Exercise task: The data must be returned in full and exactly as given.

=====

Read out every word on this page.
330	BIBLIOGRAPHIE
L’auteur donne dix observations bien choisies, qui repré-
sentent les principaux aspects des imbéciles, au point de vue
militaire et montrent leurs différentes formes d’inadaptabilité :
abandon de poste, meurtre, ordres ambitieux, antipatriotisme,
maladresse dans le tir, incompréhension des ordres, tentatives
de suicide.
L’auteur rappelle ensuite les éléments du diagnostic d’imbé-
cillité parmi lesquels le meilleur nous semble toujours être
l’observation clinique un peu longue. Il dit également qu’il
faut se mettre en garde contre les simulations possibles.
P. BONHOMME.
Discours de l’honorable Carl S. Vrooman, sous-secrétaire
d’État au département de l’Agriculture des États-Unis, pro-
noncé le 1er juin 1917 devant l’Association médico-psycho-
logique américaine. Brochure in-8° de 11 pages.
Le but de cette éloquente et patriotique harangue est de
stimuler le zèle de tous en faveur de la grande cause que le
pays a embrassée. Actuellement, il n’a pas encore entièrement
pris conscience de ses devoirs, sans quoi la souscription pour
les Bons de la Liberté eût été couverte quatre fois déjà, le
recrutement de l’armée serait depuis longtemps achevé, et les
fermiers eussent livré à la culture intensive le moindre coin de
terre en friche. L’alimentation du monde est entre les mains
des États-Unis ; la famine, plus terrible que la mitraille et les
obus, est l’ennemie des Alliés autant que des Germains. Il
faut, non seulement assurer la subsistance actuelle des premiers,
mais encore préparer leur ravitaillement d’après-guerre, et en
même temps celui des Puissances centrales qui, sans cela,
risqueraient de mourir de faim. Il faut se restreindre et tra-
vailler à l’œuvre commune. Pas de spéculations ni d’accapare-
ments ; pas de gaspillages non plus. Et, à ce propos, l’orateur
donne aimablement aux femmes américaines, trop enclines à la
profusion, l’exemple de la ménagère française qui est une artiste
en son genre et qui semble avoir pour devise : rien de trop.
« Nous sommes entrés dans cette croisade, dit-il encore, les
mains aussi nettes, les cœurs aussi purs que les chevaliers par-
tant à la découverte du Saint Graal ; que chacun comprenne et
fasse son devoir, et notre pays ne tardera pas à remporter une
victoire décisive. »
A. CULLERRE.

=====

Exercise answer:
Read out every word on this page.
330	BIBLIOGRAPHIE
L’auteur donne dix observations bien choisies, qui repré-
sentent les principaux aspects des imbéciles, au point de vue
militaire et montrent leurs différentes formes d’inadaptabilité :
abandon de poste, meurtre, ordres ambitieux, antipatriotisme,
maladresse dans le tir, incompréhension des ordres, tentatives
de suicide.
L’auteur rappelle ensuite les éléments du diagnostic d’imbé-
cillité parmi lesquels le meilleur nous semble toujours être
l’observation clinique un peu longue. Il dit également qu’il
faut se mettre en garde contre les simulations possibles.
P. BONHOMME.
Discours de l’honorable Carl S. Vrooman, sous-secrétaire
d’État au département de l’Agriculture des États-Unis, pro-
noncé le 1er juin 1917 devant l’Association médico-psycho-
logique américaine. Brochure in-8° de 11 pages.
Le but de cette éloquente et patriotique harangue est de
stimuler le zèle de tous en faveur de la grande cause que le
pays a embrassée. Actuellement, il n’a pas encore entièrement
pris conscience de ses devoirs, sans quoi la souscription pour
les Bons de la Liberté eût été couverte quatre fois déjà, le
recrutement de l’armée serait depuis longtemps achevé, et les
fermiers eussent livré à la culture intensive le moindre coin de
terre en friche. L’alimentation du monde est entre les mains
des États-Unis ; la famine, plus terrible que la mitraille et les
obus, est l’ennemie des Alliés autant que des Germains. Il
faut, non seulement assurer la subsistance actuelle des premiers,
mais encore préparer leur ravitaillement d’après-guerre, et en
même temps celui des Puissances centrales qui, sans cela,
risqueraient de mourir de faim. Il faut se restreindre et tra-
vailler à l’œuvre commune. Pas de spéculations ni d’accapare-
ments ; pas de gaspillages non plus. Et, à ce propos, l’orateur
donne aimablement aux femmes américaines, trop enclines à la
profusion, l’exemple de la ménagère française qui est une artiste
en son genre et qui semble avoir pour devise : rien de trop.
« Nous sommes entrés dans cette croisade, dit-il encore, les
mains aussi nettes, les cœurs aussi purs que les chevaliers par-
tant à la découverte du Saint Graal ; que chacun comprenne et
fasse son devoir, et notre pays ne tardera pas à remporter une
victoire décisive. »
A. CULLERRE.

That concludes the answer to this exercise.